◆ EXERCISE OBJECTIVE ◆
Return every entry exactly.

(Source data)

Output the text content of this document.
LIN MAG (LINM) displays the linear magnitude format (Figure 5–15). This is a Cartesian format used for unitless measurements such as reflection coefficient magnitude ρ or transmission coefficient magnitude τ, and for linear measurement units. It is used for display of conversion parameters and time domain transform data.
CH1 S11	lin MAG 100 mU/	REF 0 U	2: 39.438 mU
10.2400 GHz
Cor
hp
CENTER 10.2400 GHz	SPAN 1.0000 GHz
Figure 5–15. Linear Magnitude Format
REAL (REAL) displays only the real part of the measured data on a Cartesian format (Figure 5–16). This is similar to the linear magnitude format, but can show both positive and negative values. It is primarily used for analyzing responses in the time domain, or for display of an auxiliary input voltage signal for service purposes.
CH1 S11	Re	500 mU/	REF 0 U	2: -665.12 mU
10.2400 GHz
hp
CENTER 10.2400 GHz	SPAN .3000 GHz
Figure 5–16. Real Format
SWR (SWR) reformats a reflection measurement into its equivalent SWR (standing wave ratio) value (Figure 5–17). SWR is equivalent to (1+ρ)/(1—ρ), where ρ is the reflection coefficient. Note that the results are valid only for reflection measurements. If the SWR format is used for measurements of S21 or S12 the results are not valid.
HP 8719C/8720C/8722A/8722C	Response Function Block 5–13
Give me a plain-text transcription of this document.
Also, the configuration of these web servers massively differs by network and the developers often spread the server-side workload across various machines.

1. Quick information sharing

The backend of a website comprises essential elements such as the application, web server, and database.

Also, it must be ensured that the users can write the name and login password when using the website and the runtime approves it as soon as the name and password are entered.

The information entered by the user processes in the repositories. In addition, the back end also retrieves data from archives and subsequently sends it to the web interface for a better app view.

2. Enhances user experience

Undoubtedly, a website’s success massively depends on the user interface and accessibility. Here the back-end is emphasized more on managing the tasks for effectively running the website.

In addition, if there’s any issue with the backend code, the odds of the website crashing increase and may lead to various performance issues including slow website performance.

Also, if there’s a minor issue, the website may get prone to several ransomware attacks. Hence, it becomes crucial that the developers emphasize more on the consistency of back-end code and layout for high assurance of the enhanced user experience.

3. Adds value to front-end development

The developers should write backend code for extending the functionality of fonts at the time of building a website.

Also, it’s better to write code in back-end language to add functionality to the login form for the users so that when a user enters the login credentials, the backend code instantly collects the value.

◆ WRITTEN ANSWER ◆
Output the text content of this document.
LIN MAG (LINM) displays the linear magnitude format (Figure 5–15). This is a Cartesian format used for unitless measurements such as reflection coefficient magnitude ρ or transmission coefficient magnitude τ, and for linear measurement units. It is used for display of conversion parameters and time domain transform data.
CH1 S11	lin MAG 100 mU/	REF 0 U	2: 39.438 mU
10.2400 GHz
Cor
hp
CENTER 10.2400 GHz	SPAN 1.0000 GHz
Figure 5–15. Linear Magnitude Format
REAL (REAL) displays only the real part of the measured data on a Cartesian format (Figure 5–16). This is similar to the linear magnitude format, but can show both positive and negative values. It is primarily used for analyzing responses in the time domain, or for display of an auxiliary input voltage signal for service purposes.
CH1 S11	Re	500 mU/	REF 0 U	2: -665.12 mU
10.2400 GHz
hp
CENTER 10.2400 GHz	SPAN .3000 GHz
Figure 5–16. Real Format
SWR (SWR) reformats a reflection measurement into its equivalent SWR (standing wave ratio) value (Figure 5–17). SWR is equivalent to (1+ρ)/(1—ρ), where ρ is the reflection coefficient. Note that the results are valid only for reflection measurements. If the SWR format is used for measurements of S21 or S12 the results are not valid.
HP 8719C/8720C/8722A/8722C	Response Function Block 5–13
Give me a plain-text transcription of this document.
Also, the configuration of these web servers massively differs by network and the developers often spread the server-side workload across various machines.

1. Quick information sharing

The backend of a website comprises essential elements such as the application, web server, and database.

Also, it must be ensured that the users can write the name and login password when using the website and the runtime approves it as soon as the name and password are entered.

The information entered by the user processes in the repositories. In addition, the back end also retrieves data from archives and subsequently sends it to the web interface for a better app view.

2. Enhances user experience

Undoubtedly, a website’s success massively depends on the user interface and accessibility. Here the back-end is emphasized more on managing the tasks for effectively running the website.

In addition, if there’s any issue with the backend code, the odds of the website crashing increase and may lead to various performance issues including slow website performance.

Also, if there’s a minor issue, the website may get prone to several ransomware attacks. Hence, it becomes crucial that the developers emphasize more on the consistency of back-end code and layout for high assurance of the enhanced user experience.

3. Adds value to front-end development

The developers should write backend code for extending the functionality of fonts at the time of building a website.

Also, it’s better to write code in back-end language to add functionality to the login form for the users so that when a user enters the login credentials, the backend code instantly collects the value.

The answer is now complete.